- _Supplied data_:
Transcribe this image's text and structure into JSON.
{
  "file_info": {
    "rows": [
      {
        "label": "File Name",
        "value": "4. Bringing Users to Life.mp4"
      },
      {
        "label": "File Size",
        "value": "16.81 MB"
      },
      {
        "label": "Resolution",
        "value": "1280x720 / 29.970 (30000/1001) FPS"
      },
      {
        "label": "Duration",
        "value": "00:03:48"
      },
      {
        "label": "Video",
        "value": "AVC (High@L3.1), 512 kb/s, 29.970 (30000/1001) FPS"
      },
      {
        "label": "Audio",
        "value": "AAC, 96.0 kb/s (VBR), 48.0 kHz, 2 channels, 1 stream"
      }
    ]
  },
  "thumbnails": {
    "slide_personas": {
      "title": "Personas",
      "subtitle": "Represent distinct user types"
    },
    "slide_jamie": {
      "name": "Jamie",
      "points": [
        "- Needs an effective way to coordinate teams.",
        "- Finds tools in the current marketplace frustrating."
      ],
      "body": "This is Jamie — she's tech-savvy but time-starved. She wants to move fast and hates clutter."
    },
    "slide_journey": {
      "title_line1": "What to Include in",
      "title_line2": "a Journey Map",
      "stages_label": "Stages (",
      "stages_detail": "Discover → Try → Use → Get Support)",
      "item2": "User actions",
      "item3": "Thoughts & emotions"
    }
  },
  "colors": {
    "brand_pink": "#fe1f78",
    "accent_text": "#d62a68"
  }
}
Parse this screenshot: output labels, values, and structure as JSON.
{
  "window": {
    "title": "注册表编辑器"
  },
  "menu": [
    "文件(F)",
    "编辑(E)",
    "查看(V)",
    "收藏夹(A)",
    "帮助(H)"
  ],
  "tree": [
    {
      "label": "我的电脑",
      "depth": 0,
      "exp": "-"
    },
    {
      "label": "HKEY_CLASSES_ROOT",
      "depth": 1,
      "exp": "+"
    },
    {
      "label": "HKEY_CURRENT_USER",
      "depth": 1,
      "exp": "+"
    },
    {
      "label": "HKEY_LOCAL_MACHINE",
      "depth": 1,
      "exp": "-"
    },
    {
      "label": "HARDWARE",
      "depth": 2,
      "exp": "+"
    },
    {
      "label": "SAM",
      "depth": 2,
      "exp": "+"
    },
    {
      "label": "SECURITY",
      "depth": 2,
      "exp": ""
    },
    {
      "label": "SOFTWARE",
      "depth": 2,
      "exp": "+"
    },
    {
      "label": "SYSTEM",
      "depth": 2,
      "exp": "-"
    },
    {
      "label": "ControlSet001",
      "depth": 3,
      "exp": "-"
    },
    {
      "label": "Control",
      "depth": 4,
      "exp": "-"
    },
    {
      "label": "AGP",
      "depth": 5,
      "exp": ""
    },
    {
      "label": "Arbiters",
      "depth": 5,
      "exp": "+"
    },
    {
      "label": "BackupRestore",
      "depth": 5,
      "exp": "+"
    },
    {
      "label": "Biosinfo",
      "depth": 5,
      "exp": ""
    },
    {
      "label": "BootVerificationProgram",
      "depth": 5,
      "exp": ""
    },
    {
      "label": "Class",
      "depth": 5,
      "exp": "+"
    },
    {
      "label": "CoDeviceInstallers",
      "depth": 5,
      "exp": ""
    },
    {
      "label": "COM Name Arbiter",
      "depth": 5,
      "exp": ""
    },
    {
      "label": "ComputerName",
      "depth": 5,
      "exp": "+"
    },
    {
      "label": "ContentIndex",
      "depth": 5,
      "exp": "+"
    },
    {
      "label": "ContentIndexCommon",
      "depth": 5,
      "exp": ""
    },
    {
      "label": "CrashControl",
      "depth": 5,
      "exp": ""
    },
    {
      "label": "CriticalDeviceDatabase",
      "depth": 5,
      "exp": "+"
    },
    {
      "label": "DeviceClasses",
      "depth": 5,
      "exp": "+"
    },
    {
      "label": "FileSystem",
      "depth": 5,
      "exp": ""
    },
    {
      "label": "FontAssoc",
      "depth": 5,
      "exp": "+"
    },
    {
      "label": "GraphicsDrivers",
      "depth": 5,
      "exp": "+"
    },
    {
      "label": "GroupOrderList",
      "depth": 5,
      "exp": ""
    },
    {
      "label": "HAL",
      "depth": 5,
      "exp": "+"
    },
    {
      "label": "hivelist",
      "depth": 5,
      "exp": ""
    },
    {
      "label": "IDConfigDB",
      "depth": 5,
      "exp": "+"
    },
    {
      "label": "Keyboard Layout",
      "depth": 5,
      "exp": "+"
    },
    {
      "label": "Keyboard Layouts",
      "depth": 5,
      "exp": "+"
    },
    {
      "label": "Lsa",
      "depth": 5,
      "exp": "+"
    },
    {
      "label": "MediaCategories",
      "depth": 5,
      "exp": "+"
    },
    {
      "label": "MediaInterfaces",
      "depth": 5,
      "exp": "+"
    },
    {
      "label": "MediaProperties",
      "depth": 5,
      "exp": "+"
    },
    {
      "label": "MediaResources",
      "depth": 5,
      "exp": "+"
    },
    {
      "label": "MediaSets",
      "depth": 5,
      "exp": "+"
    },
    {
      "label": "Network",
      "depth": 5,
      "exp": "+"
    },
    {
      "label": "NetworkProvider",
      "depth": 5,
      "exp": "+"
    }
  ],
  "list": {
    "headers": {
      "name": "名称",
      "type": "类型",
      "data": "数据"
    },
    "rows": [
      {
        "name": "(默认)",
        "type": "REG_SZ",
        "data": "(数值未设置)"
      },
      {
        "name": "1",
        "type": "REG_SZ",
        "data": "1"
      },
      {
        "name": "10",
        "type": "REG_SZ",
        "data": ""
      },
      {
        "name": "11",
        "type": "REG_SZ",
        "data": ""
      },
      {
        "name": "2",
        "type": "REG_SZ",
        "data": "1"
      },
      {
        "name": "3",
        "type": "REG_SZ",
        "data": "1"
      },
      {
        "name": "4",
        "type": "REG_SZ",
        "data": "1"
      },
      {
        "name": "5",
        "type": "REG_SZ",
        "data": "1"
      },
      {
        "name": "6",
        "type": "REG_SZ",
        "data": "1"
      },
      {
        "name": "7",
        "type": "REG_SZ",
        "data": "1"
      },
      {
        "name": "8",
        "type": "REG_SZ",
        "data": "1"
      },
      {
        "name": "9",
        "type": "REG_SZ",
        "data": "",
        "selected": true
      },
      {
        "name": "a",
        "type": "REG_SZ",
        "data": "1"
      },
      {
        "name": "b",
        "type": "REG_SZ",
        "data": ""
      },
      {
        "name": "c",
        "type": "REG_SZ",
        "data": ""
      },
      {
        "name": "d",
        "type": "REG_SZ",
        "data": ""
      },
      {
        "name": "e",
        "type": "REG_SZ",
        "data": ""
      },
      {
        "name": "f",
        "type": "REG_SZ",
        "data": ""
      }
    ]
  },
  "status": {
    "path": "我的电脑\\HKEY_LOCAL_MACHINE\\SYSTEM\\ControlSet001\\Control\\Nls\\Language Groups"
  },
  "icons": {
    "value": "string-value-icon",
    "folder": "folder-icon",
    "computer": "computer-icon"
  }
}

- _Goal of the exercise_: Print back all the lines verbatim.

- _Answer below_:
Transcribe this image's text and structure into JSON.
{
  "file_info": {
    "rows": [
      {
        "label": "File Name",
        "value": "4. Bringing Users to Life.mp4"
      },
      {
        "label": "File Size",
        "value": "16.81 MB"
      },
      {
        "label": "Resolution",
        "value": "1280x720 / 29.970 (30000/1001) FPS"
      },
      {
        "label": "Duration",
        "value": "00:03:48"
      },
      {
        "label": "Video",
        "value": "AVC (High@L3.1), 512 kb/s, 29.970 (30000/1001) FPS"
      },
      {
        "label": "Audio",
        "value": "AAC, 96.0 kb/s (VBR), 48.0 kHz, 2 channels, 1 stream"
      }
    ]
  },
  "thumbnails": {
    "slide_personas": {
      "title": "Personas",
      "subtitle": "Represent distinct user types"
    },
    "slide_jamie": {
      "name": "Jamie",
      "points": [
        "- Needs an effective way to coordinate teams.",
        "- Finds tools in the current marketplace frustrating."
      ],
      "body": "This is Jamie — she's tech-savvy but time-starved. She wants to move fast and hates clutter."
    },
    "slide_journey": {
      "title_line1": "What to Include in",
      "title_line2": "a Journey Map",
      "stages_label": "Stages (",
      "stages_detail": "Discover → Try → Use → Get Support)",
      "item2": "User actions",
      "item3": "Thoughts & emotions"
    }
  },
  "colors": {
    "brand_pink": "#fe1f78",
    "accent_text": "#d62a68"
  }
}
Parse this screenshot: output labels, values, and structure as JSON.
{
  "window": {
    "title": "注册表编辑器"
  },
  "menu": [
    "文件(F)",
    "编辑(E)",
    "查看(V)",
    "收藏夹(A)",
    "帮助(H)"
  ],
  "tree": [
    {
      "label": "我的电脑",
      "depth": 0,
      "exp": "-"
    },
    {
      "label": "HKEY_CLASSES_ROOT",
      "depth": 1,
      "exp": "+"
    },
    {
      "label": "HKEY_CURRENT_USER",
      "depth": 1,
      "exp": "+"
    },
    {
      "label": "HKEY_LOCAL_MACHINE",
      "depth": 1,
      "exp": "-"
    },
    {
      "label": "HARDWARE",
      "depth": 2,
      "exp": "+"
    },
    {
      "label": "SAM",
      "depth": 2,
      "exp": "+"
    },
    {
      "label": "SECURITY",
      "depth": 2,
      "exp": ""
    },
    {
      "label": "SOFTWARE",
      "depth": 2,
      "exp": "+"
    },
    {
      "label": "SYSTEM",
      "depth": 2,
      "exp": "-"
    },
    {
      "label": "ControlSet001",
      "depth": 3,
      "exp": "-"
    },
    {
      "label": "Control",
      "depth": 4,
      "exp": "-"
    },
    {
      "label": "AGP",
      "depth": 5,
      "exp": ""
    },
    {
      "label": "Arbiters",
      "depth": 5,
      "exp": "+"
    },
    {
      "label": "BackupRestore",
      "depth": 5,
      "exp": "+"
    },
    {
      "label": "Biosinfo",
      "depth": 5,
      "exp": ""
    },
    {
      "label": "BootVerificationProgram",
      "depth": 5,
      "exp": ""
    },
    {
      "label": "Class",
      "depth": 5,
      "exp": "+"
    },
    {
      "label": "CoDeviceInstallers",
      "depth": 5,
      "exp": ""
    },
    {
      "label": "COM Name Arbiter",
      "depth": 5,
      "exp": ""
    },
    {
      "label": "ComputerName",
      "depth": 5,
      "exp": "+"
    },
    {
      "label": "ContentIndex",
      "depth": 5,
      "exp": "+"
    },
    {
      "label": "ContentIndexCommon",
      "depth": 5,
      "exp": ""
    },
    {
      "label": "CrashControl",
      "depth": 5,
      "exp": ""
    },
    {
      "label": "CriticalDeviceDatabase",
      "depth": 5,
      "exp": "+"
    },
    {
      "label": "DeviceClasses",
      "depth": 5,
      "exp": "+"
    },
    {
      "label": "FileSystem",
      "depth": 5,
      "exp": ""
    },
    {
      "label": "FontAssoc",
      "depth": 5,
      "exp": "+"
    },
    {
      "label": "GraphicsDrivers",
      "depth": 5,
      "exp": "+"
    },
    {
      "label": "GroupOrderList",
      "depth": 5,
      "exp": ""
    },
    {
      "label": "HAL",
      "depth": 5,
      "exp": "+"
    },
    {
      "label": "hivelist",
      "depth": 5,
      "exp": ""
    },
    {
      "label": "IDConfigDB",
      "depth": 5,
      "exp": "+"
    },
    {
      "label": "Keyboard Layout",
      "depth": 5,
      "exp": "+"
    },
    {
      "label": "Keyboard Layouts",
      "depth": 5,
      "exp": "+"
    },
    {
      "label": "Lsa",
      "depth": 5,
      "exp": "+"
    },
    {
      "label": "MediaCategories",
      "depth": 5,
      "exp": "+"
    },
    {
      "label": "MediaInterfaces",
      "depth": 5,
      "exp": "+"
    },
    {
      "label": "MediaProperties",
      "depth": 5,
      "exp": "+"
    },
    {
      "label": "MediaResources",
      "depth": 5,
      "exp": "+"
    },
    {
      "label": "MediaSets",
      "depth": 5,
      "exp": "+"
    },
    {
      "label": "Network",
      "depth": 5,
      "exp": "+"
    },
    {
      "label": "NetworkProvider",
      "depth": 5,
      "exp": "+"
    }
  ],
  "list": {
    "headers": {
      "name": "名称",
      "type": "类型",
      "data": "数据"
    },
    "rows": [
      {
        "name": "(默认)",
        "type": "REG_SZ",
        "data": "(数值未设置)"
      },
      {
        "name": "1",
        "type": "REG_SZ",
        "data": "1"
      },
      {
        "name": "10",
        "type": "REG_SZ",
        "data": ""
      },
      {
        "name": "11",
        "type": "REG_SZ",
        "data": ""
      },
      {
        "name": "2",
        "type": "REG_SZ",
        "data": "1"
      },
      {
        "name": "3",
        "type": "REG_SZ",
        "data": "1"
      },
      {
        "name": "4",
        "type": "REG_SZ",
        "data": "1"
      },
      {
        "name": "5",
        "type": "REG_SZ",
        "data": "1"
      },
      {
        "name": "6",
        "type": "REG_SZ",
        "data": "1"
      },
      {
        "name": "7",
        "type": "REG_SZ",
        "data": "1"
      },
      {
        "name": "8",
        "type": "REG_SZ",
        "data": "1"
      },
      {
        "name": "9",
        "type": "REG_SZ",
        "data": "",
        "selected": true
      },
      {
        "name": "a",
        "type": "REG_SZ",
        "data": "1"
      },
      {
        "name": "b",
        "type": "REG_SZ",
        "data": ""
      },
      {
        "name": "c",
        "type": "REG_SZ",
        "data": ""
      },
      {
        "name": "d",
        "type": "REG_SZ",
        "data": ""
      },
      {
        "name": "e",
        "type": "REG_SZ",
        "data": ""
      },
      {
        "name": "f",
        "type": "REG_SZ",
        "data": ""
      }
    ]
  },
  "status": {
    "path": "我的电脑\\HKEY_LOCAL_MACHINE\\SYSTEM\\ControlSet001\\Control\\Nls\\Language Groups"
  },
  "icons": {
    "value": "string-value-icon",
    "folder": "folder-icon",
    "computer": "computer-icon"
  }
}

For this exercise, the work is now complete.